* WHAT YOU HAVE TO DO:
In the passage on enterprise service management, what does customer support allow customers to do? Please answer in one sentence.

* PASSAGE:
:::::

Enterprise Service Management delivers excellent user experiences across IT and non-IT lines of business

Modern businesses run on services, both for internal and external users. HR, for example, enables employees to select healthcare and retirement plans, take parental leave, and enroll in direct deposit –to name a few. On the other hand, customer support allows customers to change their passwords, change billing plans, and troubleshoot product issues.

These examples are just the tip of the iceberg. Each line-of-business (LOB) unit within an enterprise must maintain, manage, and deliver a dizzying and ever-growing array of services. This highly complex endeavor challenges the balance between efficiency and quality. But success is critical, as failure can result in damaged employee morale, reduced customer satisfaction, loss of revenue, and even penalties for non-compliance with regulations.

The bar is high because end-users —customers, employees, and even partners — have high expectations for service quality. We’ve all grown accustomed to exceptional services from the best consumer brands. Netflix and Spotify know our content preferences, and Google Maps can guide us to a restaurant without ever providing an address.

:::::

Data pulled from a collection:

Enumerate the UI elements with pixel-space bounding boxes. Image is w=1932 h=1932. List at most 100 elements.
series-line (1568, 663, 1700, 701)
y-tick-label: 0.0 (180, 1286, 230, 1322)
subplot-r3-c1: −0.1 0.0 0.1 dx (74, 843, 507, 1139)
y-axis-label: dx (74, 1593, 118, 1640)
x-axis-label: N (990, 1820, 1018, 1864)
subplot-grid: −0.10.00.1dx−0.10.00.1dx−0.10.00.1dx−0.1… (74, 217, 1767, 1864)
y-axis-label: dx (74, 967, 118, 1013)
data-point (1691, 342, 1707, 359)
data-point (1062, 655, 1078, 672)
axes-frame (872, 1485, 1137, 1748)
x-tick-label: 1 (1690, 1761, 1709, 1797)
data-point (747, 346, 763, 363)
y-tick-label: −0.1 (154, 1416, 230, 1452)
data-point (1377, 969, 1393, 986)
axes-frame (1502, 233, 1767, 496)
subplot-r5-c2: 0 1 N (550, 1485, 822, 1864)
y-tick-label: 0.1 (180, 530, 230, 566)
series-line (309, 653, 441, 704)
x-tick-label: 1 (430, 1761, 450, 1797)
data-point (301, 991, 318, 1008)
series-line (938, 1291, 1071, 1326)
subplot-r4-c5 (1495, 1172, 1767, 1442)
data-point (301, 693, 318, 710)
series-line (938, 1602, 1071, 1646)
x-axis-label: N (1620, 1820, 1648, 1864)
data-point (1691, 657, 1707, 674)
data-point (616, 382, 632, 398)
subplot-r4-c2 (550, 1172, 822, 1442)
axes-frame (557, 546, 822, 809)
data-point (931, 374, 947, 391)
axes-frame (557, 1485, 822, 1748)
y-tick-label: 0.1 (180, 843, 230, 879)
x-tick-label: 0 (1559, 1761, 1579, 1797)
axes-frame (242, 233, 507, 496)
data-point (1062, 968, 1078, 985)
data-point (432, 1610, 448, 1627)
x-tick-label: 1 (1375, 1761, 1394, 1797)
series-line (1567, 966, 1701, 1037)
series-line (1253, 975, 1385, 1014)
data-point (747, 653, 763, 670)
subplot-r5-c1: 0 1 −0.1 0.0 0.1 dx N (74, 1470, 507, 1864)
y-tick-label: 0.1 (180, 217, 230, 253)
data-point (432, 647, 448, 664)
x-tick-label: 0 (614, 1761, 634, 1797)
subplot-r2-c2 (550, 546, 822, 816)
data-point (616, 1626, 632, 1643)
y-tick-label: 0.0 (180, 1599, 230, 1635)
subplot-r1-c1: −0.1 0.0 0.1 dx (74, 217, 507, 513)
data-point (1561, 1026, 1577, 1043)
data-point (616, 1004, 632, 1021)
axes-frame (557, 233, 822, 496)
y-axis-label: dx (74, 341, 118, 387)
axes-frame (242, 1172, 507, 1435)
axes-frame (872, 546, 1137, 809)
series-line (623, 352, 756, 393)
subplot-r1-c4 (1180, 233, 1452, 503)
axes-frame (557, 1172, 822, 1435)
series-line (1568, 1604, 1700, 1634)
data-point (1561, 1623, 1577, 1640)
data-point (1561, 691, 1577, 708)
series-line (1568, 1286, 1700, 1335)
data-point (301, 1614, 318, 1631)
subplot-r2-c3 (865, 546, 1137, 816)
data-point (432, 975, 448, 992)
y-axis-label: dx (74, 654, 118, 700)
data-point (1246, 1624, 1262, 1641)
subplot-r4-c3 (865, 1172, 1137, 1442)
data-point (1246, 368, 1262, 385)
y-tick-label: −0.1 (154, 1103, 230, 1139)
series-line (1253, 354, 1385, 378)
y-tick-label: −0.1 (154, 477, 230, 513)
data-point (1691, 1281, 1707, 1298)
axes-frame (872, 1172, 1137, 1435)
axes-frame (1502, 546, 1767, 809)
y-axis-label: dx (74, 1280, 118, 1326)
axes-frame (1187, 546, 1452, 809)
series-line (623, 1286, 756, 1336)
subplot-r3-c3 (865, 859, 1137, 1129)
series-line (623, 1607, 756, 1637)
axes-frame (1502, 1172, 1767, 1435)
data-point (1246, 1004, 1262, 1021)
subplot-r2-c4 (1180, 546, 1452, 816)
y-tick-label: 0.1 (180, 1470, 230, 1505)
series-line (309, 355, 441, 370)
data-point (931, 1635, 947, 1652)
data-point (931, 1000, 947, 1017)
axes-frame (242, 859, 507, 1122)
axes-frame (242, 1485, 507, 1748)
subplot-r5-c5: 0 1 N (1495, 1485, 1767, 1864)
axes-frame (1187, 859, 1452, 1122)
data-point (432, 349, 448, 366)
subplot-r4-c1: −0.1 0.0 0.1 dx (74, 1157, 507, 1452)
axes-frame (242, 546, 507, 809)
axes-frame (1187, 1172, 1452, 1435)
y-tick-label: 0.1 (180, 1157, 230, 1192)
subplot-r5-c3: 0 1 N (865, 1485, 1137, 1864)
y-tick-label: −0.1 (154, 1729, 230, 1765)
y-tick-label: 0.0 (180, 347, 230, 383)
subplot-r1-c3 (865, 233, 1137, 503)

:::::

* RESULT:
Customer support allows customers to change their passwords, change billing plans, and troubleshoot product issues.